**Job:**
Skip any picture you find and retype all the remaining lines exactly.

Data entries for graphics
/---

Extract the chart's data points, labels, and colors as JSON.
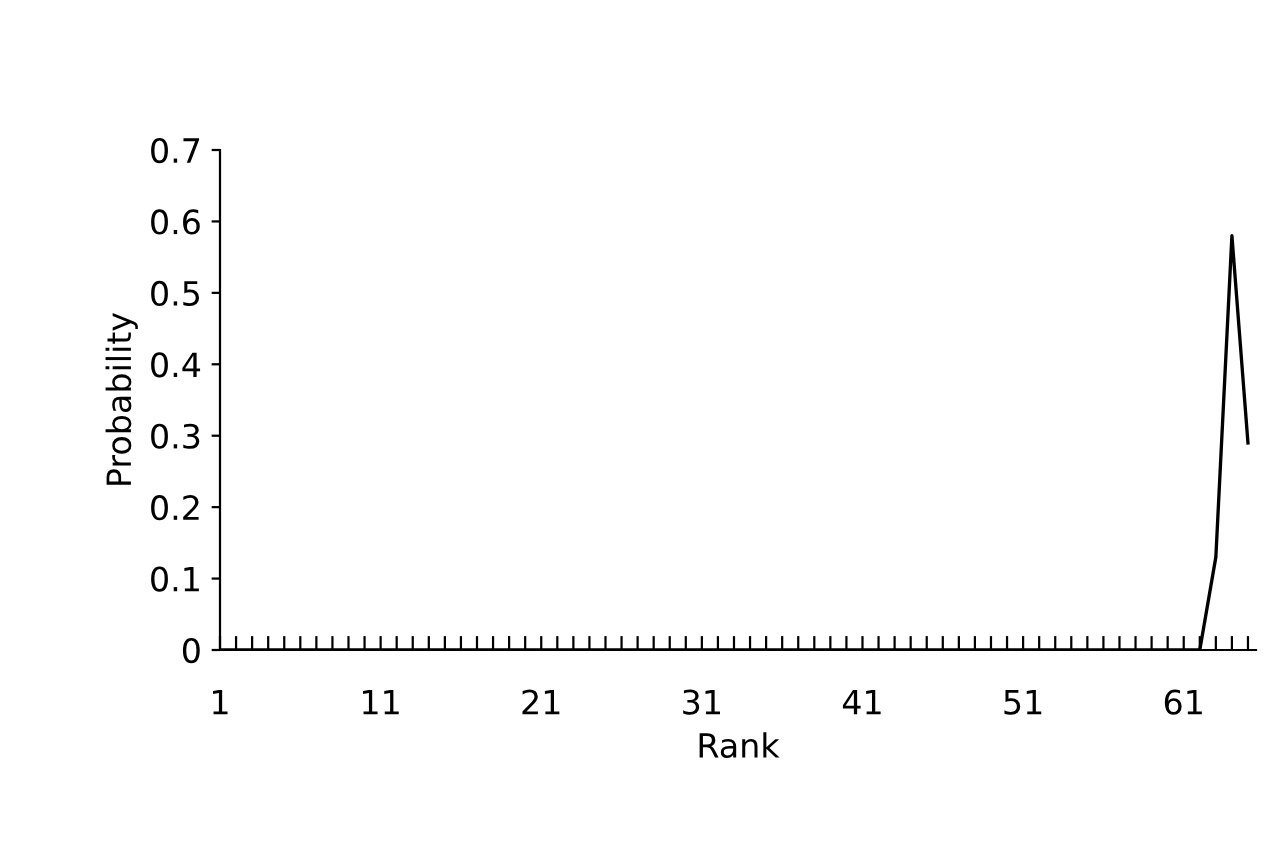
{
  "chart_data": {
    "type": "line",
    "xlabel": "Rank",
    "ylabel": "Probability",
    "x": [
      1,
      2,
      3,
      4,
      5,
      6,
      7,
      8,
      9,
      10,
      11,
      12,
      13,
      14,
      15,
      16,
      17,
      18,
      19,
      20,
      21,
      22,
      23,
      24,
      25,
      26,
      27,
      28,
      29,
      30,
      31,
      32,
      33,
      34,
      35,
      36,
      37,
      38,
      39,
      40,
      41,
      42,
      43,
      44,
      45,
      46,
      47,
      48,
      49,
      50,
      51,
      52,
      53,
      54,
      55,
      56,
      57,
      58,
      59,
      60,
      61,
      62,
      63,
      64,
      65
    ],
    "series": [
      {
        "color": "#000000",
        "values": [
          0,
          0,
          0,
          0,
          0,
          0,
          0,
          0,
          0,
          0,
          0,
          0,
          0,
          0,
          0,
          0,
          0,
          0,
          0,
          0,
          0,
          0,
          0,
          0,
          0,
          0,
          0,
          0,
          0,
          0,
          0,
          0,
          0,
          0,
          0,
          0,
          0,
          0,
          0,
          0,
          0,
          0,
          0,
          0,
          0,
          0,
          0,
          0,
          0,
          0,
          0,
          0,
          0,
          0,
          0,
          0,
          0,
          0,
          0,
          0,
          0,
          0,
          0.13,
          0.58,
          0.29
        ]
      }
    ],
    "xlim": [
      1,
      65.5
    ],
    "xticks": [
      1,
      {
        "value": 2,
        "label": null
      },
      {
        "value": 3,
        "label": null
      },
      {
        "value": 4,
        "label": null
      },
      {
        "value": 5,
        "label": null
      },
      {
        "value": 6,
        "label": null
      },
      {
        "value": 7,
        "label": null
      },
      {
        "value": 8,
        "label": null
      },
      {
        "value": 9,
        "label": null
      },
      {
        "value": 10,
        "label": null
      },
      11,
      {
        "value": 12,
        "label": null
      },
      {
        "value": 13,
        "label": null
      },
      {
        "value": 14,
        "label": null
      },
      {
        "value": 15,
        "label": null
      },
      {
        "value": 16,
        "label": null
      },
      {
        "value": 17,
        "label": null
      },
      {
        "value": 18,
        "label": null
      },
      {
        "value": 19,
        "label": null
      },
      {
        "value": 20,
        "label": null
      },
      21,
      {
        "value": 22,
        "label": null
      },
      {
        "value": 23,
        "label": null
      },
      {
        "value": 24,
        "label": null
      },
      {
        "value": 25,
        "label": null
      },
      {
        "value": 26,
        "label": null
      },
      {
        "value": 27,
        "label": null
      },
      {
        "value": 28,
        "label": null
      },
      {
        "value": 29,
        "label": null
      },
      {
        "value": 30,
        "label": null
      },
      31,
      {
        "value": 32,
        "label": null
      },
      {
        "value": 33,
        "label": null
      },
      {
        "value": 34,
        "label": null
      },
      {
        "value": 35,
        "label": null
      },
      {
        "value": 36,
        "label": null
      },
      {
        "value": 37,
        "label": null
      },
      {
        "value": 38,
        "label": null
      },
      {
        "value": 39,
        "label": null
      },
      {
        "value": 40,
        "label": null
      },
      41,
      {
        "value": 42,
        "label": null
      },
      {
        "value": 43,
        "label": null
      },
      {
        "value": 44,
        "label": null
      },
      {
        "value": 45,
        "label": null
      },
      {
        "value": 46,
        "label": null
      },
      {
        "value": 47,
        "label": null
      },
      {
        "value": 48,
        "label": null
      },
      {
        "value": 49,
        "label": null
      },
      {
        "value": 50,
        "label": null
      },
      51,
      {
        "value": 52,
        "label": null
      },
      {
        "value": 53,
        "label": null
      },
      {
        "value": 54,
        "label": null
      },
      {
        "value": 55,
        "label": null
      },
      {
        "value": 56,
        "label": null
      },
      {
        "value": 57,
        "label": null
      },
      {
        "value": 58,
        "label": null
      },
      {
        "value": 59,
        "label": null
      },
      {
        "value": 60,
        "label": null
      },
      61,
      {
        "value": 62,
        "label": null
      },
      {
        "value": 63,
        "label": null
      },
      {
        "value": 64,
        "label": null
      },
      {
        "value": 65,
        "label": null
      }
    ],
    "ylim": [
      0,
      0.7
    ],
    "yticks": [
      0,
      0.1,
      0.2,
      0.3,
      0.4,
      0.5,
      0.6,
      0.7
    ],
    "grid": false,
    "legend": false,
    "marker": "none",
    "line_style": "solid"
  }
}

\---

**Solution to the exercise:**
Extract the chart's data points, labels, and colors as JSON.
{
  "chart_data": {
    "type": "line",
    "xlabel": "Rank",
    "ylabel": "Probability",
    "x": [
      1,
      2,
      3,
      4,
      5,
      6,
      7,
      8,
      9,
      10,
      11,
      12,
      13,
      14,
      15,
      16,
      17,
      18,
      19,
      20,
      21,
      22,
      23,
      24,
      25,
      26,
      27,
      28,
      29,
      30,
      31,
      32,
      33,
      34,
      35,
      36,
      37,
      38,
      39,
      40,
      41,
      42,
      43,
      44,
      45,
      46,
      47,
      48,
      49,
      50,
      51,
      52,
      53,
      54,
      55,
      56,
      57,
      58,
      59,
      60,
      61,
      62,
      63,
      64,
      65
    ],
    "series": [
      {
        "color": "#000000",
        "values": [
          0,
          0,
          0,
          0,
          0,
          0,
          0,
          0,
          0,
          0,
          0,
          0,
          0,
          0,
          0,
          0,
          0,
          0,
          0,
          0,
          0,
          0,
          0,
          0,
          0,
          0,
          0,
          0,
          0,
          0,
          0,
          0,
          0,
          0,
          0,
          0,
          0,
          0,
          0,
          0,
          0,
          0,
          0,
          0,
          0,
          0,
          0,
          0,
          0,
          0,
          0,
          0,
          0,
          0,
          0,
          0,
          0,
          0,
          0,
          0,
          0,
          0,
          0.13,
          0.58,
          0.29
        ]
      }
    ],
    "xlim": [
      1,
      65.5
    ],
    "xticks": [
      1,
      {
        "value": 2,
        "label": null
      },
      {
        "value": 3,
        "label": null
      },
      {
        "value": 4,
        "label": null
      },
      {
        "value": 5,
        "label": null
      },
      {
        "value": 6,
        "label": null
      },
      {
        "value": 7,
        "label": null
      },
      {
        "value": 8,
        "label": null
      },
      {
        "value": 9,
        "label": null
      },
      {
        "value": 10,
        "label": null
      },
      11,
      {
        "value": 12,
        "label": null
      },
      {
        "value": 13,
        "label": null
      },
      {
        "value": 14,
        "label": null
      },
      {
        "value": 15,
        "label": null
      },
      {
        "value": 16,
        "label": null
      },
      {
        "value": 17,
        "label": null
      },
      {
        "value": 18,
        "label": null
      },
      {
        "value": 19,
        "label": null
      },
      {
        "value": 20,
        "label": null
      },
      21,
      {
        "value": 22,
        "label": null
      },
      {
        "value": 23,
        "label": null
      },
      {
        "value": 24,
        "label": null
      },
      {
        "value": 25,
        "label": null
      },
      {
        "value": 26,
        "label": null
      },
      {
        "value": 27,
        "label": null
      },
      {
        "value": 28,
        "label": null
      },
      {
        "value": 29,
        "label": null
      },
      {
        "value": 30,
        "label": null
      },
      31,
      {
        "value": 32,
        "label": null
      },
      {
        "value": 33,
        "label": null
      },
      {
        "value": 34,
        "label": null
      },
      {
        "value": 35,
        "label": null
      },
      {
        "value": 36,
        "label": null
      },
      {
        "value": 37,
        "label": null
      },
      {
        "value": 38,
        "label": null
      },
      {
        "value": 39,
        "label": null
      },
      {
        "value": 40,
        "label": null
      },
      41,
      {
        "value": 42,
        "label": null
      },
      {
        "value": 43,
        "label": null
      },
      {
        "value": 44,
        "label": null
      },
      {
        "value": 45,
        "label": null
      },
      {
        "value": 46,
        "label": null
      },
      {
        "value": 47,
        "label": null
      },
      {
        "value": 48,
        "label": null
      },
      {
        "value": 49,
        "label": null
      },
      {
        "value": 50,
        "label": null
      },
      51,
      {
        "value": 52,
        "label": null
      },
      {
        "value": 53,
        "label": null
      },
      {
        "value": 54,
        "label": null
      },
      {
        "value": 55,
        "label": null
      },
      {
        "value": 56,
        "label": null
      },
      {
        "value": 57,
        "label": null
      },
      {
        "value": 58,
        "label": null
      },
      {
        "value": 59,
        "label": null
      },
      {
        "value": 60,
        "label": null
      },
      61,
      {
        "value": 62,
        "label": null
      },
      {
        "value": 63,
        "label": null
      },
      {
        "value": 64,
        "label": null
      },
      {
        "value": 65,
        "label": null
      }
    ],
    "ylim": [
      0,
      0.7
    ],
    "yticks": [
      0,
      0.1,
      0.2,
      0.3,
      0.4,
      0.5,
      0.6,
      0.7
    ],
    "grid": false,
    "legend": false,
    "marker": "none",
    "line_style": "solid"
  }
}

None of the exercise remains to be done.